Dataset entries:
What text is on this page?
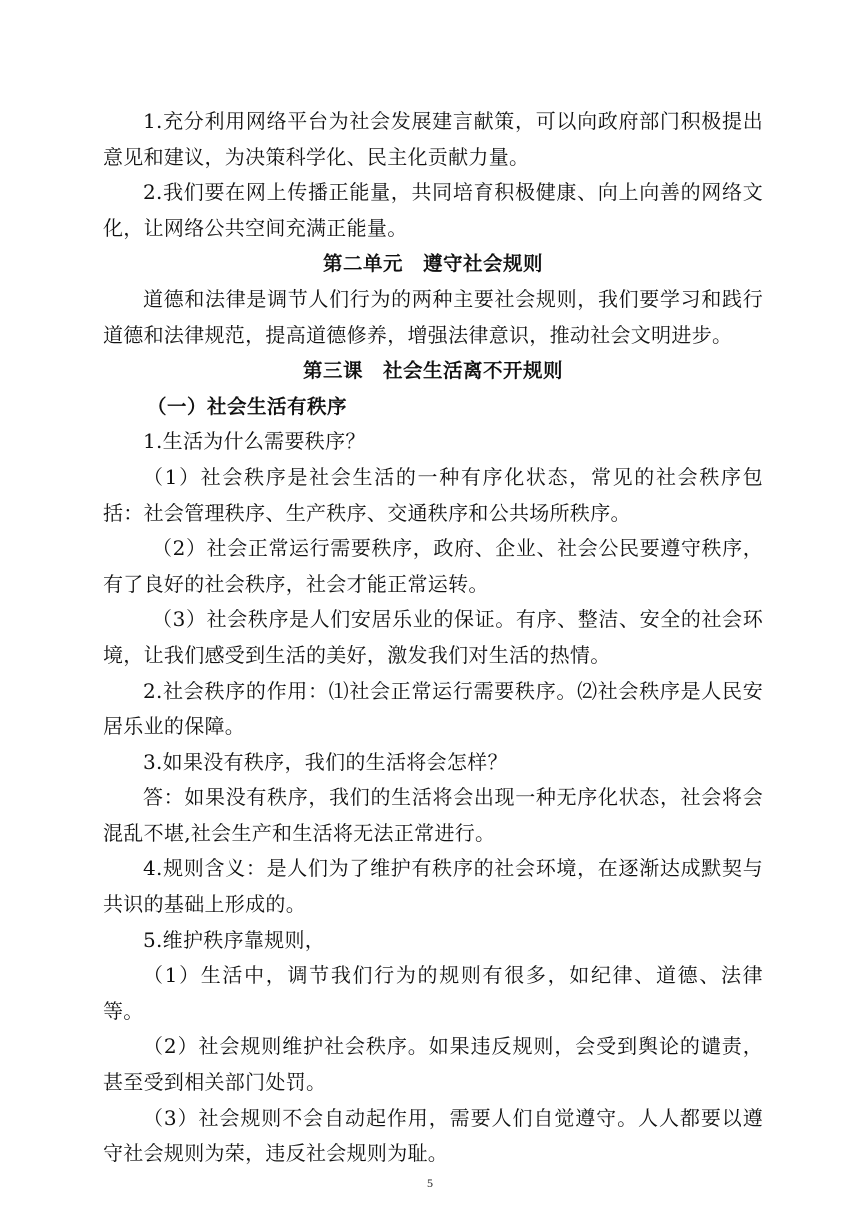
1.充分利用网络平台为社会发展建言献策，可以向政府部门积极提出意见和建议，为决策科学化、民主化贡献力量。

2.我们要在网上传播正能量，共同培育积极健康、向上向善的网络文化，让网络公共空间充满正能量。

第二单元　遵守社会规则

道德和法律是调节人们行为的两种主要社会规则，我们要学习和践行道德和法律规范，提高道德修养，增强法律意识，推动社会文明进步。

第三课　社会生活离不开规则

（一）社会生活有秩序

1.生活为什么需要秩序？

（1）社会秩序是社会生活的一种有序化状态，常见的社会秩序包括：社会管理秩序、生产秩序、交通秩序和公共场所秩序。

（2）社会正常运行需要秩序，政府、企业、社会公民要遵守秩序，有了良好的社会秩序，社会才能正常运转。

（3）社会秩序是人们安居乐业的保证。有序、整洁、安全的社会环境，让我们感受到生活的美好，激发我们对生活的热情。

2.社会秩序的作用：⑴社会正常运行需要秩序。⑵社会秩序是人民安居乐业的保障。

3.如果没有秩序，我们的生活将会怎样？

答：如果没有秩序，我们的生活将会出现一种无序化状态，社会将会混乱不堪,社会生产和生活将无法正常进行。

4.规则含义：是人们为了维护有秩序的社会环境，在逐渐达成默契与共识的基础上形成的。

5.维护秩序靠规则，

（1）生活中，调节我们行为的规则有很多，如纪律、道德、法律等。

（2）社会规则维护社会秩序。如果违反规则，会受到舆论的谴责，甚至受到相关部门处罚。

（3）社会规则不会自动起作用，需要人们自觉遵守。人人都要以遵守社会规则为荣，违反社会规则为耻。

5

● **TASK DIRECTIONS**
Determine how many lines contain the word "如果没有秩序" and reply with that number alone.

● **SOLUTION BELOW**
2